Rewrite the items between the line holding "paragraph-line: параметров фигур.: [0, 1058, 147, 1076]" and the line holding "menu-help[interactable]: Справка: [666, 449, 719, 463]", inclusive, with "interactable" changed to "clickable" and nothing else altered. Return only those lines.
────────────────────
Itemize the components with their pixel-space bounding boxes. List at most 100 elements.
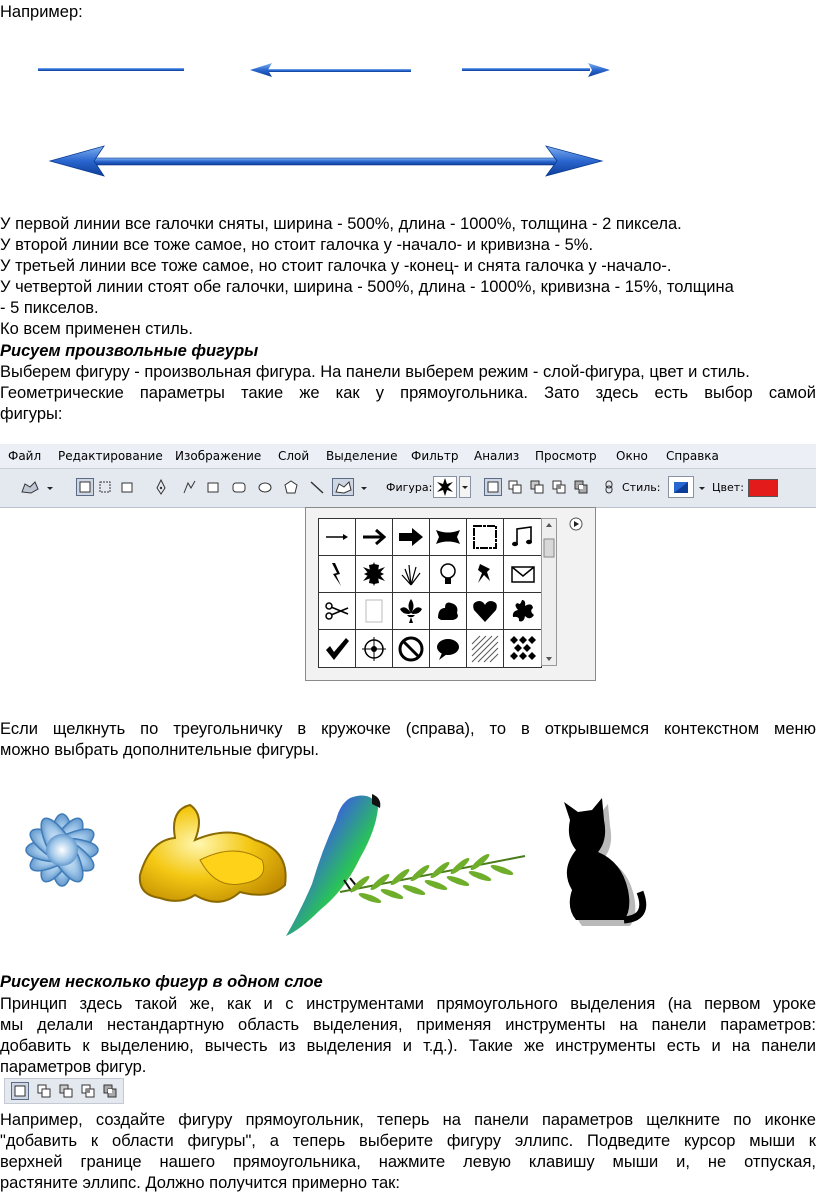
paragraph-line: параметров фигур.: [0, 1058, 147, 1076]
custom-shape-button[interactable]: [332, 478, 354, 496]
picker-scrollbar[interactable]: [541, 518, 557, 666]
music-note-icon[interactable]: [504, 519, 541, 556]
hatch-pattern-icon[interactable]: [467, 630, 504, 667]
menu-edit[interactable]: Редактирование: [58, 449, 163, 463]
line-2: [250, 63, 411, 77]
color-swatch[interactable]: [748, 479, 778, 497]
shape-label: Фигура:: [386, 481, 433, 494]
custom-shape-tool-icon[interactable]: [18, 478, 42, 496]
rounded-rectangle-tool-icon[interactable]: [230, 478, 248, 496]
menu-select[interactable]: Выделение: [326, 449, 397, 463]
menu-help[interactable]: Справка: [666, 449, 719, 463]
intersect-shape-areas-icon[interactable]: [79, 1082, 97, 1100]
frame-icon[interactable]: [467, 519, 504, 556]
geometry-options-dropdown[interactable]: [358, 478, 370, 496]
tool-preset-dropdown[interactable]: [44, 478, 56, 496]
paragraph-line: У второй линии все тоже самое, но стоит …: [0, 236, 594, 254]
banner-icon[interactable]: [430, 519, 467, 556]
menu-analysis[interactable]: Анализ: [474, 449, 519, 463]
rectangle-tool-icon[interactable]: [204, 478, 222, 496]
ellipse-tool-icon[interactable]: [256, 478, 274, 496]
shape-grid: [318, 518, 542, 668]
style-label: Стиль:: [622, 481, 661, 494]
picker-menu-icon[interactable]: [569, 517, 583, 531]
section-heading: Рисуем несколько фигур в одном слое: [0, 973, 323, 991]
scissors-icon[interactable]: [319, 593, 356, 630]
paragraph-line: У первой линии все галочки сняты, ширина…: [0, 215, 682, 233]
cat-shape: [564, 798, 647, 926]
add-to-shape-area-icon[interactable]: [35, 1082, 53, 1100]
subtract-from-shape-area-icon[interactable]: [528, 478, 546, 496]
arrow-bold-icon[interactable]: [393, 519, 430, 556]
checker-pattern-icon[interactable]: [504, 630, 541, 667]
blank-paper-icon[interactable]: [356, 593, 393, 630]
section-heading: Рисуем произвольные фигуры: [0, 342, 259, 360]
pushpin-icon[interactable]: [467, 556, 504, 593]
shape-preview-starburst-icon[interactable]: [433, 476, 457, 498]
shape-picker-dropdown[interactable]: [459, 476, 471, 498]
paragraph-line: Выберем фигуру - произвольная фигура. На…: [0, 363, 750, 381]
line-4: [48, 145, 604, 177]
new-shape-layer-icon[interactable]: [11, 1082, 29, 1100]
menu-bar: Файл Редактирование Изображение Слой Выд…: [0, 444, 816, 469]
speech-bubble-icon[interactable]: [430, 630, 467, 667]
flower-shape: [25, 813, 99, 887]
shape-layers-mode-button[interactable]: [76, 478, 94, 496]
ornament-shape: [138, 803, 287, 903]
freeform-pen-icon[interactable]: [180, 478, 198, 496]
paragraph-line: добавить к выделению, вычесть из выделен…: [0, 1037, 816, 1055]
menu-view[interactable]: Просмотр: [535, 449, 597, 463]
line-examples: [38, 63, 610, 177]
target-icon[interactable]: [356, 630, 393, 667]
paragraph-line: можно выбрать дополнительные фигуры.: [0, 741, 320, 759]
arrow-thin-icon[interactable]: [319, 519, 356, 556]
checkmark-icon[interactable]: [319, 630, 356, 667]
menu-window[interactable]: Окно: [616, 449, 648, 463]
fleur-de-lis-icon[interactable]: [393, 593, 430, 630]
parrot-shape: [286, 794, 381, 936]
starburst-icon[interactable]: [356, 556, 393, 593]
menu-file[interactable]: Файл: [8, 449, 41, 463]
intersect-shape-areas-icon[interactable]: [550, 478, 568, 496]
pen-tool-icon[interactable]: [152, 478, 170, 496]
subtract-from-shape-area-icon[interactable]: [57, 1082, 75, 1100]
shape-area-toolbar: [4, 1078, 124, 1104]
line-3: [462, 63, 610, 77]
grass-icon[interactable]: [393, 556, 430, 593]
paragraph-line: мы делали нестандартную область выделени…: [0, 1016, 816, 1034]
line-1: [38, 68, 184, 71]
paths-mode-button[interactable]: [96, 478, 114, 496]
custom-shapes-examples: [25, 794, 647, 936]
style-dropdown[interactable]: [696, 478, 708, 496]
line-tool-icon[interactable]: [308, 478, 326, 496]
heart-icon[interactable]: [467, 593, 504, 630]
options-bar: Фигура: Стиль: Цвет:: [0, 469, 816, 508]
fill-pixels-mode-button[interactable]: [118, 478, 136, 496]
new-shape-layer-icon[interactable]: [484, 478, 502, 496]
envelope-icon[interactable]: [504, 556, 541, 593]
puzzle-bird-icon[interactable]: [430, 593, 467, 630]
link-icon[interactable]: [600, 478, 618, 496]
lightning-icon[interactable]: [319, 556, 356, 593]
exclude-overlapping-icon[interactable]: [101, 1082, 119, 1100]
paragraph-line: растяните эллипс. Должно получится приме…: [0, 1174, 400, 1192]
paragraph-line: "добавить к области фигуры", а теперь вы…: [0, 1132, 816, 1150]
paragraph-line: У третьей линии все тоже самое, но стоит…: [0, 257, 672, 275]
menu-filter[interactable]: Фильтр: [411, 449, 458, 463]
paragraph-line: Например, создайте фигуру прямоугольник,…: [0, 1111, 816, 1129]
menu-image[interactable]: Изображение: [175, 449, 261, 463]
paragraph-line: Если щелкнуть по треугольничку в кружочк…: [0, 720, 816, 738]
arrow-icon[interactable]: [356, 519, 393, 556]
menu-layer[interactable]: Слой: [278, 449, 309, 463]
paragraph-line: Геометрические параметры такие же как у …: [0, 384, 816, 402]
color-label: Цвет:: [712, 481, 744, 494]
paragraph-line: Принцип здесь такой же, как и с инструме…: [0, 995, 816, 1013]
exclude-overlapping-icon[interactable]: [572, 478, 590, 496]
add-to-shape-area-icon[interactable]: [506, 478, 524, 496]
polygon-tool-icon[interactable]: [282, 478, 300, 496]
style-swatch[interactable]: [668, 476, 694, 498]
paragraph-line: - 5 пикселов.: [0, 299, 99, 317]
splat-icon[interactable]: [504, 593, 541, 630]
no-sign-icon[interactable]: [393, 630, 430, 667]
lightbulb-icon[interactable]: [430, 556, 467, 593]
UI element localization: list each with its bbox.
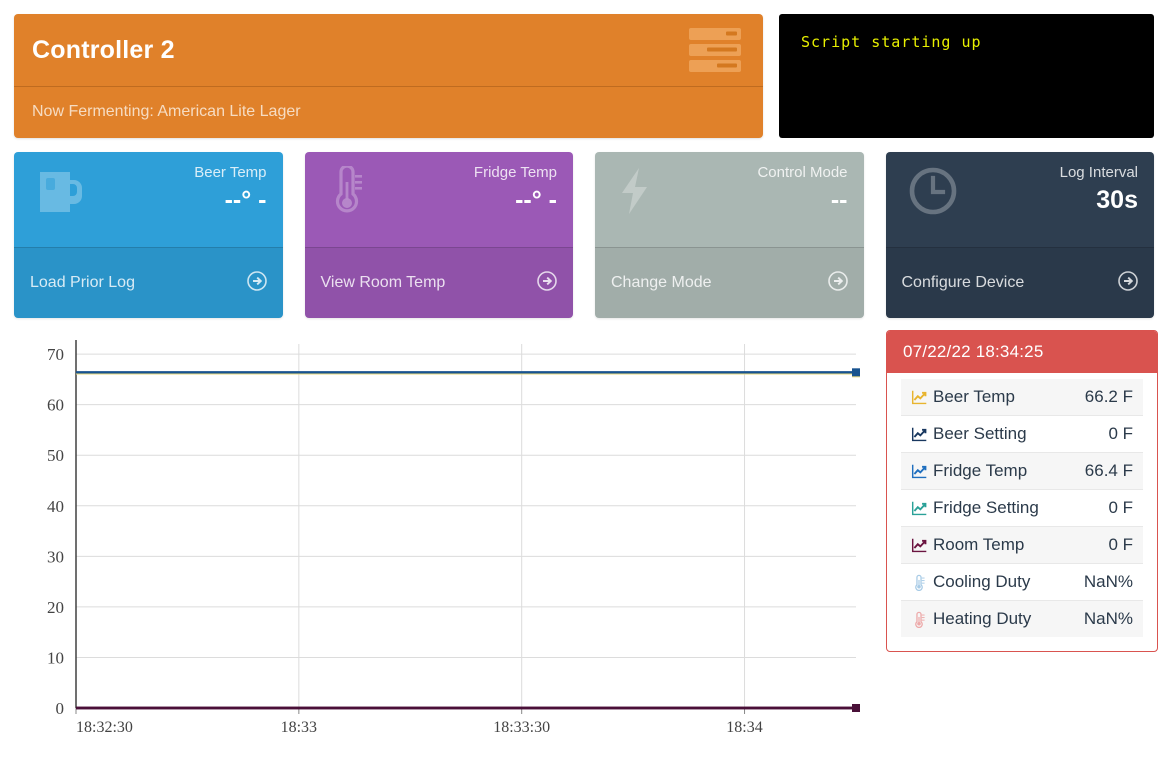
────────────────────
RESULT FOR THIS TASK
paragraph-line: параметров фигур.: [0, 1058, 147, 1076]
custom-shape-button[clickable]: [332, 478, 354, 496]
picker-scrollbar[clickable]: [541, 518, 557, 666]
music-note-icon[clickable]: [504, 519, 541, 556]
hatch-pattern-icon[clickable]: [467, 630, 504, 667]
menu-edit[clickable]: Редактирование: [58, 449, 163, 463]
line-2: [250, 63, 411, 77]
color-swatch[clickable]: [748, 479, 778, 497]
shape-label: Фигура:: [386, 481, 433, 494]
custom-shape-tool-icon[clickable]: [18, 478, 42, 496]
rounded-rectangle-tool-icon[clickable]: [230, 478, 248, 496]
menu-select[clickable]: Выделение: [326, 449, 397, 463]
menu-help[clickable]: Справка: [666, 449, 719, 463]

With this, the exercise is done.